Given instruction = Copy the records that follow exactly as written, but not their pictures.

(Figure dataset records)
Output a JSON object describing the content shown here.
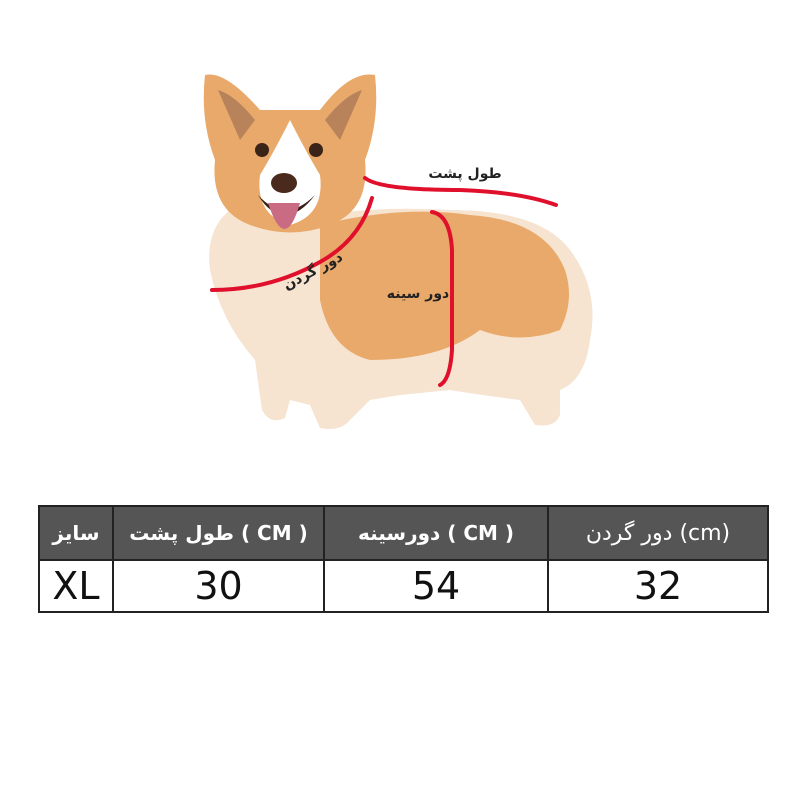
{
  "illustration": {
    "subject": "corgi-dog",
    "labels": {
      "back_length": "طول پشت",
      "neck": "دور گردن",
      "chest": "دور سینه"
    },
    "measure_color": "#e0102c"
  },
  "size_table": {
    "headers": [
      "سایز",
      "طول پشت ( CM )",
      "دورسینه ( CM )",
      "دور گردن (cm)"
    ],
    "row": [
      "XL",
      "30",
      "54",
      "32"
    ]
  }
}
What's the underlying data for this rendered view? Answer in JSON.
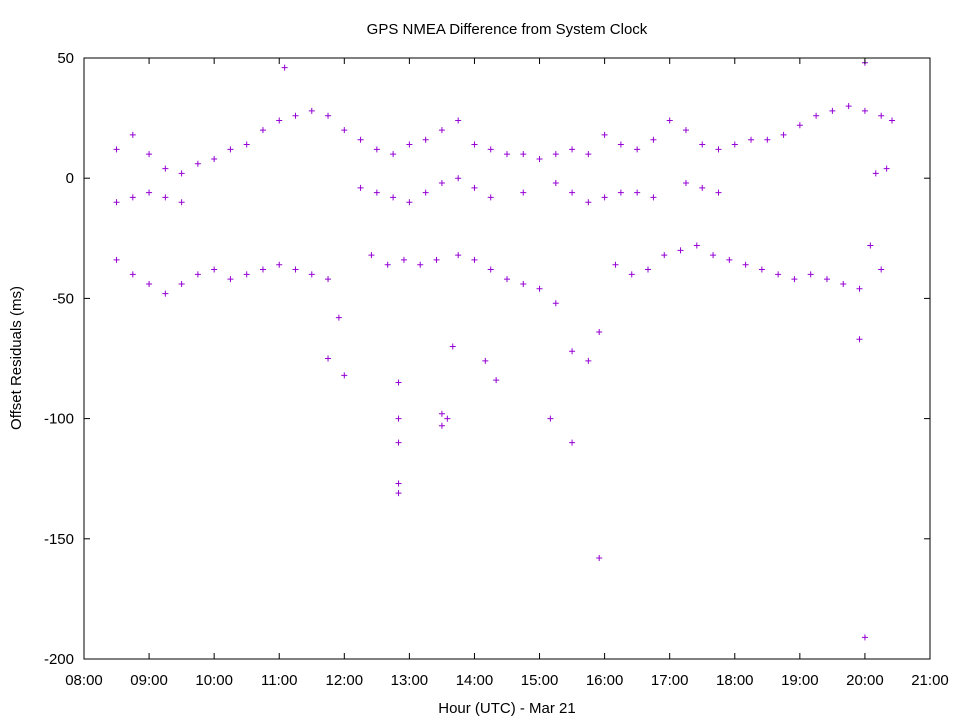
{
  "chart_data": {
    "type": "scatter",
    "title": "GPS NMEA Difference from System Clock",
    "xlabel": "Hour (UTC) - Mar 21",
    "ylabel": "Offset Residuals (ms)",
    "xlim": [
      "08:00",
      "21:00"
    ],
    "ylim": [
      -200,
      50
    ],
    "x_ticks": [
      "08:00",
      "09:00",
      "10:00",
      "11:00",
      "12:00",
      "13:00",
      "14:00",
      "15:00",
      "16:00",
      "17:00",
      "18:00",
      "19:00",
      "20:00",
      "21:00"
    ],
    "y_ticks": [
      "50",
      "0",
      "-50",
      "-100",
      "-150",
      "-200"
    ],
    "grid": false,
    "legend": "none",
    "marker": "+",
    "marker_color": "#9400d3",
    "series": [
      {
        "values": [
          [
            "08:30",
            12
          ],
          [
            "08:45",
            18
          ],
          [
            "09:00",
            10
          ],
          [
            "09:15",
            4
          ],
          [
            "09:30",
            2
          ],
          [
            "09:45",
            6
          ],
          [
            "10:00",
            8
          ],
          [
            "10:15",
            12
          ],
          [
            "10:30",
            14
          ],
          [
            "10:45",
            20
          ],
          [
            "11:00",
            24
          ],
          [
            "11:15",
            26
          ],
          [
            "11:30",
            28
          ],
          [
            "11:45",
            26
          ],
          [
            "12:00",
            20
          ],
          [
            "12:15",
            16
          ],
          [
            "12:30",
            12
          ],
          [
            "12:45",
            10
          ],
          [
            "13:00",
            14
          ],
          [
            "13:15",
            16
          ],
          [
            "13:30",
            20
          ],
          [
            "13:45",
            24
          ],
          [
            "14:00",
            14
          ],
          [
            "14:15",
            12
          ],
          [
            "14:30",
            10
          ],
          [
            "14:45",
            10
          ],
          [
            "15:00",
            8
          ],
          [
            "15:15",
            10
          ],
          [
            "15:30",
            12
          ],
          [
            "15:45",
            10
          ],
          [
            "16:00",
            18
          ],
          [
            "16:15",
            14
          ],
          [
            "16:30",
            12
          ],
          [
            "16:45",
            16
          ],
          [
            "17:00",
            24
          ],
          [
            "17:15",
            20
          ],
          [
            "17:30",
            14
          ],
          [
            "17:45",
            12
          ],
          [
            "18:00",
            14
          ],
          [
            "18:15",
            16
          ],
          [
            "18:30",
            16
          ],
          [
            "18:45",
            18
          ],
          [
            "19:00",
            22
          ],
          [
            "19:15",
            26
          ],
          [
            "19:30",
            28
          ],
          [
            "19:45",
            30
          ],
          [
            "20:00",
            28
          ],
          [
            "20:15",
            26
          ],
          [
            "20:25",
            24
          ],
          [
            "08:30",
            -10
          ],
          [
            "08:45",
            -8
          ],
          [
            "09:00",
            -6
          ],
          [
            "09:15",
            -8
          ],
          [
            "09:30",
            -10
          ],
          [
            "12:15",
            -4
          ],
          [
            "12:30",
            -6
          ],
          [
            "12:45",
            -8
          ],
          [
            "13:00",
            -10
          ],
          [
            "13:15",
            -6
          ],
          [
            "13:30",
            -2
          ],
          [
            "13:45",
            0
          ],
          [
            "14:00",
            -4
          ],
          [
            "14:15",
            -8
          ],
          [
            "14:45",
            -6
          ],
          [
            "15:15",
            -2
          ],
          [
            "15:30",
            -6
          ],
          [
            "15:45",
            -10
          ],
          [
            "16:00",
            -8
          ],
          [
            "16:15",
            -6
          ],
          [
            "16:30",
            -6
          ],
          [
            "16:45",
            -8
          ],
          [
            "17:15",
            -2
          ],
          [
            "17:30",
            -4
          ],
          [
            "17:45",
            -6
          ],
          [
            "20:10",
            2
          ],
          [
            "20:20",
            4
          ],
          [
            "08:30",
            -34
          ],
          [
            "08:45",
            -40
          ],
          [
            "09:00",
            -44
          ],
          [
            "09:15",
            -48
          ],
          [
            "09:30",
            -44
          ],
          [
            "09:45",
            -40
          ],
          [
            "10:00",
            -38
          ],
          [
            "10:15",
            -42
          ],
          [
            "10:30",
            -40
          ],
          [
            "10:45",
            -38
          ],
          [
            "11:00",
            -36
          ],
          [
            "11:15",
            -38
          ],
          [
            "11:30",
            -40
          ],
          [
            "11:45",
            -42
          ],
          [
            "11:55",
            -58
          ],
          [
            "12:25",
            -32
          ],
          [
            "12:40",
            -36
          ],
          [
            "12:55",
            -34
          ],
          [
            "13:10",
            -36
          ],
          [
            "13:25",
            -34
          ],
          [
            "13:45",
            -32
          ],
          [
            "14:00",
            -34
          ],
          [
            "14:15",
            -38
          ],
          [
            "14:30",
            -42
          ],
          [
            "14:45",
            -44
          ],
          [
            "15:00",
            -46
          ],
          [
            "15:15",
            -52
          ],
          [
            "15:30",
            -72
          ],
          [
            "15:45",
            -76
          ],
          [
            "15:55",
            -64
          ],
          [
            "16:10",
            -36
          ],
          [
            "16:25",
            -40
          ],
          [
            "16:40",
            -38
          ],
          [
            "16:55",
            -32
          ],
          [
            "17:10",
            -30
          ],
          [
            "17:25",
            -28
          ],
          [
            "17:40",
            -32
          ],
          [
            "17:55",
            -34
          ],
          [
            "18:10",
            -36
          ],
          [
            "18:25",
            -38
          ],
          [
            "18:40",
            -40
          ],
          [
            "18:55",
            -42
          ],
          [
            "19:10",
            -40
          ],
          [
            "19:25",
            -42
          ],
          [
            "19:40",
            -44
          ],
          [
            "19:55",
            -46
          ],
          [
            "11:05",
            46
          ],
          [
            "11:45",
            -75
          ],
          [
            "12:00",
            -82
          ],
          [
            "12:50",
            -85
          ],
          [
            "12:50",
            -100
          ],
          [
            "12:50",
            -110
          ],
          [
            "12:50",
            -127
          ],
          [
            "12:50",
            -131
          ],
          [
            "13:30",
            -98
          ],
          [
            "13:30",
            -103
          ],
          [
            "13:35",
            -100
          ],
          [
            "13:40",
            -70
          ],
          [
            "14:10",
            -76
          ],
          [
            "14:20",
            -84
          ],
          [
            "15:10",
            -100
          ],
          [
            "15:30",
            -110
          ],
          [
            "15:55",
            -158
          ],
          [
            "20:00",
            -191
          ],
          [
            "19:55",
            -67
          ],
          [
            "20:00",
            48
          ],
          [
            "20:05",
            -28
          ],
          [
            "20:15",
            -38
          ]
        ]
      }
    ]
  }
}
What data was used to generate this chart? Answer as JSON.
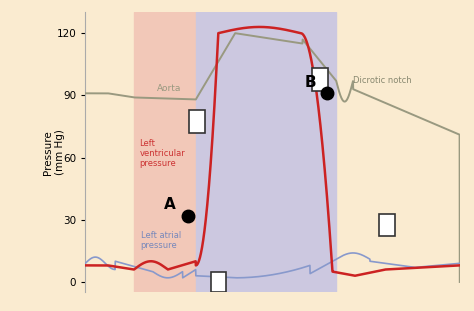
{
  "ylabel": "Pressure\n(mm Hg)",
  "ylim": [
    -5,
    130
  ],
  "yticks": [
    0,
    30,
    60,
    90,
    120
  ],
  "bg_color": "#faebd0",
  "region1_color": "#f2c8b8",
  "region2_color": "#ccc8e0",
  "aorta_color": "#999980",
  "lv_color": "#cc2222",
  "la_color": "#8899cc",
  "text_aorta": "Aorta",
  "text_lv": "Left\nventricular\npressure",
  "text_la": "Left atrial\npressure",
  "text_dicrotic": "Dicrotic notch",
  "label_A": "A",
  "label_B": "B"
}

Solved exercise =
Output a JSON object describing the content shown here.
{
  "illustration": {
    "subject": "corgi-dog",
    "labels": {
      "back_length": "طول پشت",
      "neck": "دور گردن",
      "chest": "دور سینه"
    },
    "measure_color": "#e0102c"
  },
  "size_table": {
    "headers": [
      "سایز",
      "طول پشت ( CM )",
      "دورسینه ( CM )",
      "دور گردن (cm)"
    ],
    "row": [
      "XL",
      "30",
      "54",
      "32"
    ]
  }
}
What's the underlying data for this rendered view? Answer in JSON.
{
  "chart_data": {
    "type": "scatter",
    "title": "GPS NMEA Difference from System Clock",
    "xlabel": "Hour (UTC) - Mar 21",
    "ylabel": "Offset Residuals (ms)",
    "xlim": [
      "08:00",
      "21:00"
    ],
    "ylim": [
      -200,
      50
    ],
    "x_ticks": [
      "08:00",
      "09:00",
      "10:00",
      "11:00",
      "12:00",
      "13:00",
      "14:00",
      "15:00",
      "16:00",
      "17:00",
      "18:00",
      "19:00",
      "20:00",
      "21:00"
    ],
    "y_ticks": [
      "50",
      "0",
      "-50",
      "-100",
      "-150",
      "-200"
    ],
    "grid": false,
    "legend": "none",
    "marker": "+",
    "marker_color": "#9400d3",
    "series": [
      {
        "values": [
          [
            "08:30",
            12
          ],
          [
            "08:45",
            18
          ],
          [
            "09:00",
            10
          ],
          [
            "09:15",
            4
          ],
          [
            "09:30",
            2
          ],
          [
            "09:45",
            6
          ],
          [
            "10:00",
            8
          ],
          [
            "10:15",
            12
          ],
          [
            "10:30",
            14
          ],
          [
            "10:45",
            20
          ],
          [
            "11:00",
            24
          ],
          [
            "11:15",
            26
          ],
          [
            "11:30",
            28
          ],
          [
            "11:45",
            26
          ],
          [
            "12:00",
            20
          ],
          [
            "12:15",
            16
          ],
          [
            "12:30",
            12
          ],
          [
            "12:45",
            10
          ],
          [
            "13:00",
            14
          ],
          [
            "13:15",
            16
          ],
          [
            "13:30",
            20
          ],
          [
            "13:45",
            24
          ],
          [
            "14:00",
            14
          ],
          [
            "14:15",
            12
          ],
          [
            "14:30",
            10
          ],
          [
            "14:45",
            10
          ],
          [
            "15:00",
            8
          ],
          [
            "15:15",
            10
          ],
          [
            "15:30",
            12
          ],
          [
            "15:45",
            10
          ],
          [
            "16:00",
            18
          ],
          [
            "16:15",
            14
          ],
          [
            "16:30",
            12
          ],
          [
            "16:45",
            16
          ],
          [
            "17:00",
            24
          ],
          [
            "17:15",
            20
          ],
          [
            "17:30",
            14
          ],
          [
            "17:45",
            12
          ],
          [
            "18:00",
            14
          ],
          [
            "18:15",
            16
          ],
          [
            "18:30",
            16
          ],
          [
            "18:45",
            18
          ],
          [
            "19:00",
            22
          ],
          [
            "19:15",
            26
          ],
          [
            "19:30",
            28
          ],
          [
            "19:45",
            30
          ],
          [
            "20:00",
            28
          ],
          [
            "20:15",
            26
          ],
          [
            "20:25",
            24
          ],
          [
            "08:30",
            -10
          ],
          [
            "08:45",
            -8
          ],
          [
            "09:00",
            -6
          ],
          [
            "09:15",
            -8
          ],
          [
            "09:30",
            -10
          ],
          [
            "12:15",
            -4
          ],
          [
            "12:30",
            -6
          ],
          [
            "12:45",
            -8
          ],
          [
            "13:00",
            -10
          ],
          [
            "13:15",
            -6
          ],
          [
            "13:30",
            -2
          ],
          [
            "13:45",
            0
          ],
          [
            "14:00",
            -4
          ],
          [
            "14:15",
            -8
          ],
          [
            "14:45",
            -6
          ],
          [
            "15:15",
            -2
          ],
          [
            "15:30",
            -6
          ],
          [
            "15:45",
            -10
          ],
          [
            "16:00",
            -8
          ],
          [
            "16:15",
            -6
          ],
          [
            "16:30",
            -6
          ],
          [
            "16:45",
            -8
          ],
          [
            "17:15",
            -2
          ],
          [
            "17:30",
            -4
          ],
          [
            "17:45",
            -6
          ],
          [
            "20:10",
            2
          ],
          [
            "20:20",
            4
          ],
          [
            "08:30",
            -34
          ],
          [
            "08:45",
            -40
          ],
          [
            "09:00",
            -44
          ],
          [
            "09:15",
            -48
          ],
          [
            "09:30",
            -44
          ],
          [
            "09:45",
            -40
          ],
          [
            "10:00",
            -38
          ],
          [
            "10:15",
            -42
          ],
          [
            "10:30",
            -40
          ],
          [
            "10:45",
            -38
          ],
          [
            "11:00",
            -36
          ],
          [
            "11:15",
            -38
          ],
          [
            "11:30",
            -40
          ],
          [
            "11:45",
            -42
          ],
          [
            "11:55",
            -58
          ],
          [
            "12:25",
            -32
          ],
          [
            "12:40",
            -36
          ],
          [
            "12:55",
            -34
          ],
          [
            "13:10",
            -36
          ],
          [
            "13:25",
            -34
          ],
          [
            "13:45",
            -32
          ],
          [
            "14:00",
            -34
          ],
          [
            "14:15",
            -38
          ],
          [
            "14:30",
            -42
          ],
          [
            "14:45",
            -44
          ],
          [
            "15:00",
            -46
          ],
          [
            "15:15",
            -52
          ],
          [
            "15:30",
            -72
          ],
          [
            "15:45",
            -76
          ],
          [
            "15:55",
            -64
          ],
          [
            "16:10",
            -36
          ],
          [
            "16:25",
            -40
          ],
          [
            "16:40",
            -38
          ],
          [
            "16:55",
            -32
          ],
          [
            "17:10",
            -30
          ],
          [
            "17:25",
            -28
          ],
          [
            "17:40",
            -32
          ],
          [
            "17:55",
            -34
          ],
          [
            "18:10",
            -36
          ],
          [
            "18:25",
            -38
          ],
          [
            "18:40",
            -40
          ],
          [
            "18:55",
            -42
          ],
          [
            "19:10",
            -40
          ],
          [
            "19:25",
            -42
          ],
          [
            "19:40",
            -44
          ],
          [
            "19:55",
            -46
          ],
          [
            "11:05",
            46
          ],
          [
            "11:45",
            -75
          ],
          [
            "12:00",
            -82
          ],
          [
            "12:50",
            -85
          ],
          [
            "12:50",
            -100
          ],
          [
            "12:50",
            -110
          ],
          [
            "12:50",
            -127
          ],
          [
            "12:50",
            -131
          ],
          [
            "13:30",
            -98
          ],
          [
            "13:30",
            -103
          ],
          [
            "13:35",
            -100
          ],
          [
            "13:40",
            -70
          ],
          [
            "14:10",
            -76
          ],
          [
            "14:20",
            -84
          ],
          [
            "15:10",
            -100
          ],
          [
            "15:30",
            -110
          ],
          [
            "15:55",
            -158
          ],
          [
            "20:00",
            -191
          ],
          [
            "19:55",
            -67
          ],
          [
            "20:00",
            48
          ],
          [
            "20:05",
            -28
          ],
          [
            "20:15",
            -38
          ]
        ]
      }
    ]
  }
}
What data was used to generate this chart? Answer as JSON.
{
  "ylabel": "Pressure\n(mm Hg)",
  "ylim": [
    -5,
    130
  ],
  "yticks": [
    0,
    30,
    60,
    90,
    120
  ],
  "bg_color": "#faebd0",
  "region1_color": "#f2c8b8",
  "region2_color": "#ccc8e0",
  "aorta_color": "#999980",
  "lv_color": "#cc2222",
  "la_color": "#8899cc",
  "text_aorta": "Aorta",
  "text_lv": "Left\nventricular\npressure",
  "text_la": "Left atrial\npressure",
  "text_dicrotic": "Dicrotic notch",
  "label_A": "A",
  "label_B": "B"
}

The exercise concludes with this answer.